(Data entries)
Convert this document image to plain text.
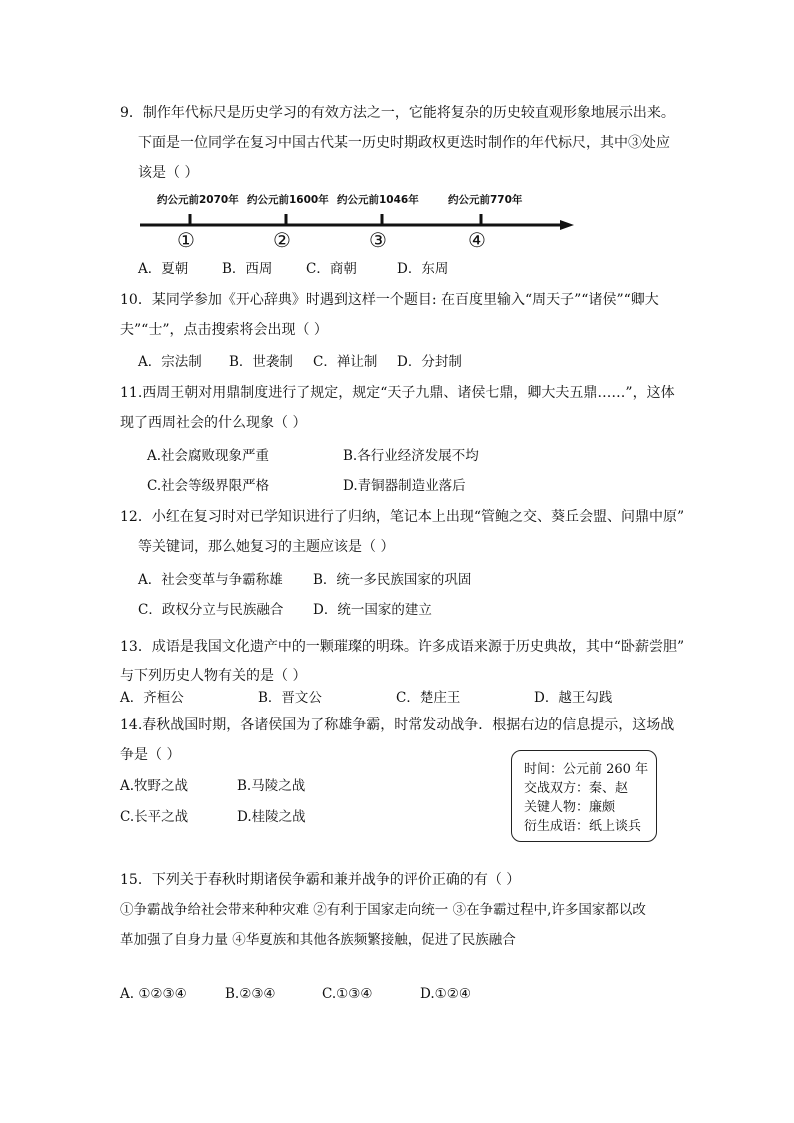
9．制作年代标尺是历史学习的有效方法之一，它能将复杂的历史较直观形象地展示出来。
下面是一位同学在复习中国古代某一历史时期政权更迭时制作的年代标尺，其中③处应
该是（ ）
约公元前2070年 约公元前1600年 约公元前1046年	约公元前770年
①	②	③	④
A．夏朝	B．西周 C．商朝	D．东周
10．某同学参加《开心辞典》时遇到这样一个题目: 在百度里输入“周天子”“诸侯”“卿大
夫”“士”，点击搜索将会出现（ ）
A．宗法制 B．世袭制 C．禅让制 D．分封制
11.西周王朝对用鼎制度进行了规定，规定“天子九鼎、诸侯七鼎，卿大夫五鼎……”，这体
现了西周社会的什么现象（ ）
A.社会腐败现象严重	B.各行业经济发展不均
C.社会等级界限严格	D.青铜器制造业落后
12．小红在复习时对已学知识进行了归纳，笔记本上出现“管鲍之交、葵丘会盟、问鼎中原”
等关键词，那么她复习的主题应该是（ ）
A．社会变革与争霸称雄 B．统一多民族国家的巩固
C．政权分立与民族融合 D．统一国家的建立
13．成语是我国文化遗产中的一颗璀璨的明珠。许多成语来源于历史典故，其中“卧薪尝胆”
与下列历史人物有关的是（ ）
A．齐桓公	B．晋文公	C．楚庄王	D．越王勾践
14.春秋战国时期，各诸侯国为了称雄争霸，时常发动战争．根据右边的信息提示，这场战
争是（ ）
A.牧野之战	B.马陵之战
C.长平之战	D.桂陵之战
时间：公元前 260 年
交战双方：秦、赵
关键人物：廉颇
衍生成语：纸上谈兵
15．下列关于春秋时期诸侯争霸和兼并战争的评价正确的有（ ）
①争霸战争给社会带来种种灾难 ②有利于国家走向统一 ③在争霸过程中,许多国家都以改
革加强了自身力量 ④华夏族和其他各族频繁接触，促进了民族融合
A. ①②③④	B.②③④	C.①③④	D.①②④
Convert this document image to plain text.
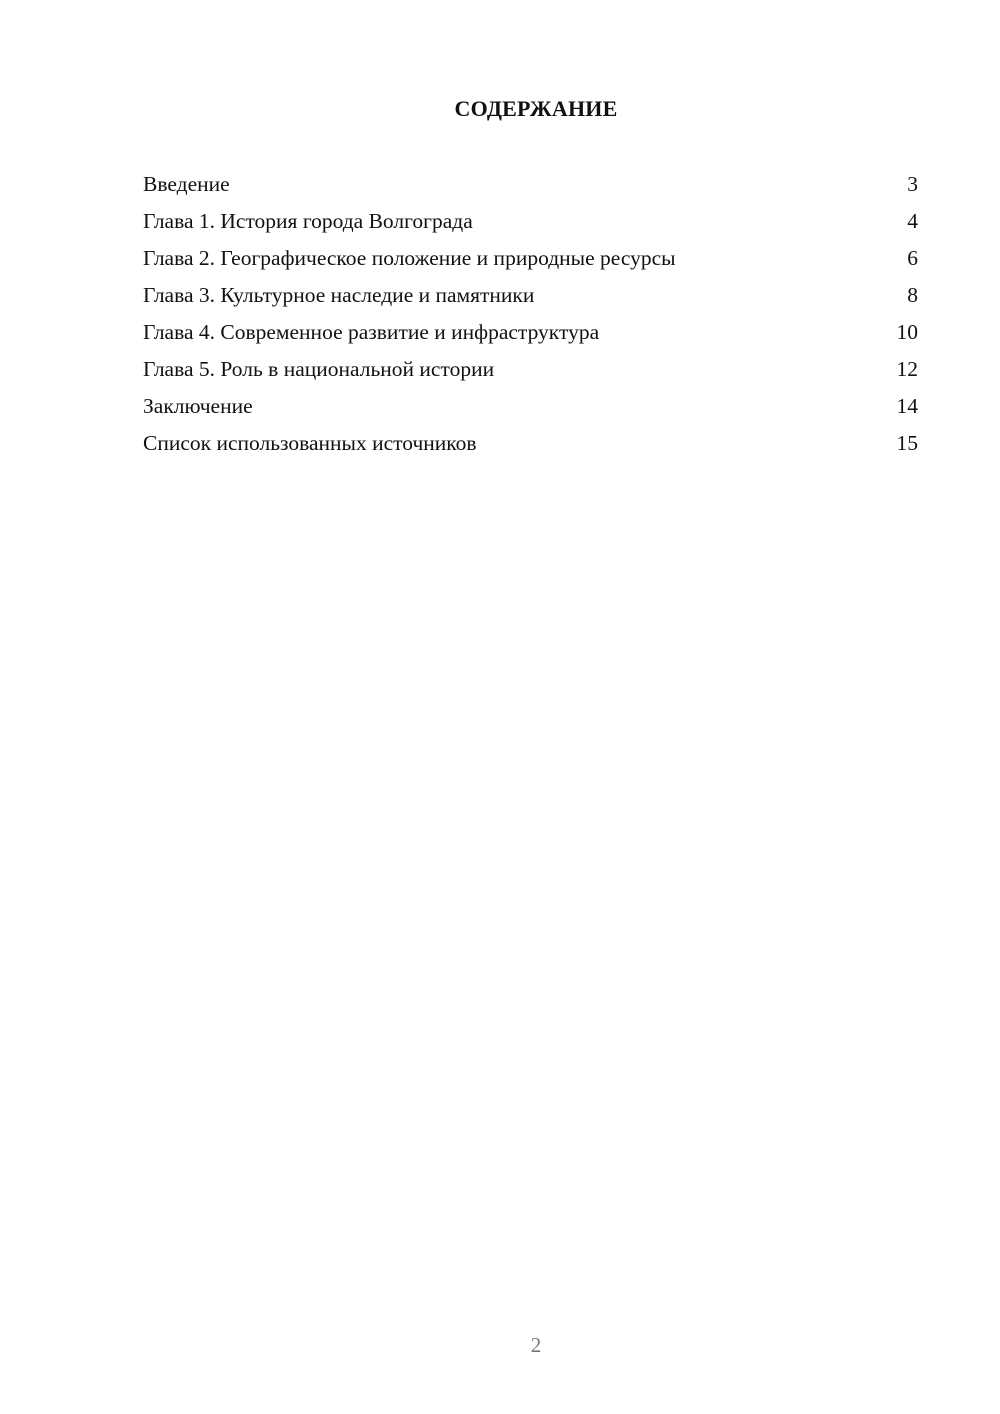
СОДЕРЖАНИЕ
Введение	3
Глава 1. История города Волгограда	4
Глава 2. Географическое положение и природные ресурсы	6
Глава 3. Культурное наследие и памятники	8
Глава 4. Современное развитие и инфраструктура	10
Глава 5. Роль в национальной истории	12
Заключение	14
Список использованных источников	15
2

### THE TASK:
Retype all entries exactly as they appear, dropping the images.

### SOLUTION:
Convert this document image to plain text.
9．制作年代标尺是历史学习的有效方法之一，它能将复杂的历史较直观形象地展示出来。
下面是一位同学在复习中国古代某一历史时期政权更迭时制作的年代标尺，其中③处应
该是（ ）
约公元前2070年 约公元前1600年 约公元前1046年	约公元前770年
①	②	③	④
A．夏朝	B．西周 C．商朝	D．东周
10．某同学参加《开心辞典》时遇到这样一个题目: 在百度里输入“周天子”“诸侯”“卿大
夫”“士”，点击搜索将会出现（ ）
A．宗法制 B．世袭制 C．禅让制 D．分封制
11.西周王朝对用鼎制度进行了规定，规定“天子九鼎、诸侯七鼎，卿大夫五鼎……”，这体
现了西周社会的什么现象（ ）
A.社会腐败现象严重	B.各行业经济发展不均
C.社会等级界限严格	D.青铜器制造业落后
12．小红在复习时对已学知识进行了归纳，笔记本上出现“管鲍之交、葵丘会盟、问鼎中原”
等关键词，那么她复习的主题应该是（ ）
A．社会变革与争霸称雄 B．统一多民族国家的巩固
C．政权分立与民族融合 D．统一国家的建立
13．成语是我国文化遗产中的一颗璀璨的明珠。许多成语来源于历史典故，其中“卧薪尝胆”
与下列历史人物有关的是（ ）
A．齐桓公	B．晋文公	C．楚庄王	D．越王勾践
14.春秋战国时期，各诸侯国为了称雄争霸，时常发动战争．根据右边的信息提示，这场战
争是（ ）
A.牧野之战	B.马陵之战
C.长平之战	D.桂陵之战
时间：公元前 260 年
交战双方：秦、赵
关键人物：廉颇
衍生成语：纸上谈兵
15．下列关于春秋时期诸侯争霸和兼并战争的评价正确的有（ ）
①争霸战争给社会带来种种灾难 ②有利于国家走向统一 ③在争霸过程中,许多国家都以改
革加强了自身力量 ④华夏族和其他各族频繁接触，促进了民族融合
A. ①②③④	B.②③④	C.①③④	D.①②④
Convert this document image to plain text.
СОДЕРЖАНИЕ
Введение	3
Глава 1. История города Волгограда	4
Глава 2. Географическое положение и природные ресурсы	6
Глава 3. Культурное наследие и памятники	8
Глава 4. Современное развитие и инфраструктура	10
Глава 5. Роль в национальной истории	12
Заключение	14
Список использованных источников	15
2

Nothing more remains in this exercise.